WRITTEN EXERCISE - Lines containing "Canopy" are to be counted. Report the count alone.
[BEGIN LISTED ENTRIES]
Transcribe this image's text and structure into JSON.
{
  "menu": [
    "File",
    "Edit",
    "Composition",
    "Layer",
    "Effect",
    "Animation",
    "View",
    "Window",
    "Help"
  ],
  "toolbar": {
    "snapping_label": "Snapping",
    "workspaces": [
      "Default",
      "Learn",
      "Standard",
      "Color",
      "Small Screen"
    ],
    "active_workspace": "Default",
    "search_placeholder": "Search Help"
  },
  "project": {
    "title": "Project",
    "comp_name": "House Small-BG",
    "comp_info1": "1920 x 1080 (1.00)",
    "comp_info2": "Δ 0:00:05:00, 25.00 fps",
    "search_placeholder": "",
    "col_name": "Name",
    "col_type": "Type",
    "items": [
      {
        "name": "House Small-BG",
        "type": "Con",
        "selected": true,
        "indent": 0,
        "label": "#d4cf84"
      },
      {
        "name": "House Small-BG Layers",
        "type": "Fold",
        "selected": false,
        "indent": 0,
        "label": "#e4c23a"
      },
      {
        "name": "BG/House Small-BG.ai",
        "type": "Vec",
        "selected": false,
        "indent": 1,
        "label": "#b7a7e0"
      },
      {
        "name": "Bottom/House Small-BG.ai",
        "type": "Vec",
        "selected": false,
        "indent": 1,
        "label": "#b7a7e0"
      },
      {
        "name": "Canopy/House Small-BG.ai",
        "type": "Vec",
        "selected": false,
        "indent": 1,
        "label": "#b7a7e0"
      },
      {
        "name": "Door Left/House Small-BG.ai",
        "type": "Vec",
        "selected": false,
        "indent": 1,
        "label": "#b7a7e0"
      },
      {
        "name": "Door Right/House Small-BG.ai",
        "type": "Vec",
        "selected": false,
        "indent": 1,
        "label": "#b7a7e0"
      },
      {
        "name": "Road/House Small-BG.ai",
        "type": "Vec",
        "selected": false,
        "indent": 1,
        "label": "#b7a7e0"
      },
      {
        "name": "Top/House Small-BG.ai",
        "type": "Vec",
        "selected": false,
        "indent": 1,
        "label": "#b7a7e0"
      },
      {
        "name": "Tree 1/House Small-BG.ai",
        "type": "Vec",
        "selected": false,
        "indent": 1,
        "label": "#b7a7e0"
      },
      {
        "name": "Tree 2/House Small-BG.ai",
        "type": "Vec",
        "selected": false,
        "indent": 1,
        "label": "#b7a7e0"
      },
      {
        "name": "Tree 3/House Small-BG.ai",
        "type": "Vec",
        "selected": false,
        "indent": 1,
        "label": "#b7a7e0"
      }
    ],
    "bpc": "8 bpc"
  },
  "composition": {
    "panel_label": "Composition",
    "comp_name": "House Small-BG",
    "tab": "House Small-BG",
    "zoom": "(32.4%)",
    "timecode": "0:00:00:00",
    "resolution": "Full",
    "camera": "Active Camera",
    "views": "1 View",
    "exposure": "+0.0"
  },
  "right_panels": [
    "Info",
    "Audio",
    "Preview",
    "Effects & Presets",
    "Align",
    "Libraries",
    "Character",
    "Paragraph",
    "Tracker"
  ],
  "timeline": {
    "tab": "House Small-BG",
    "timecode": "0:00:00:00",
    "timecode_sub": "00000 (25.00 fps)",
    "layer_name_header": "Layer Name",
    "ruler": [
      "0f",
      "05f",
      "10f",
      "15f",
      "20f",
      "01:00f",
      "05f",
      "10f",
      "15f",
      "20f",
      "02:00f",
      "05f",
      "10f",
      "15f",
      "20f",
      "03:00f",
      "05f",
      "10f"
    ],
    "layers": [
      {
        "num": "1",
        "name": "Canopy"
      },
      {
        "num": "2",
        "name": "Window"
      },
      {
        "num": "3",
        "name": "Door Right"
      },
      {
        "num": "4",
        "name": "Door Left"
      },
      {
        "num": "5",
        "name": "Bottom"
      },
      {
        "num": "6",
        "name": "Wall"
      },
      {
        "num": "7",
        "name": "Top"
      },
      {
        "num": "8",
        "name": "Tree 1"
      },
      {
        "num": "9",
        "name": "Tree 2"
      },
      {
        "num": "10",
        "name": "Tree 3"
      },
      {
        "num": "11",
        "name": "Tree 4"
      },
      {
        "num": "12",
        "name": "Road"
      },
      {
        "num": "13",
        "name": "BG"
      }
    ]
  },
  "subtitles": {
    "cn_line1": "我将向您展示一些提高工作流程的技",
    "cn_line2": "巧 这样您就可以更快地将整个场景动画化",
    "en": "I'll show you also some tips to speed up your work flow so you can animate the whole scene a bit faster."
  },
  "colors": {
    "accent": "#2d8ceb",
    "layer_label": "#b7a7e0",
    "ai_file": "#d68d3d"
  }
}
[END LISTED ENTRIES]
REPLY - 2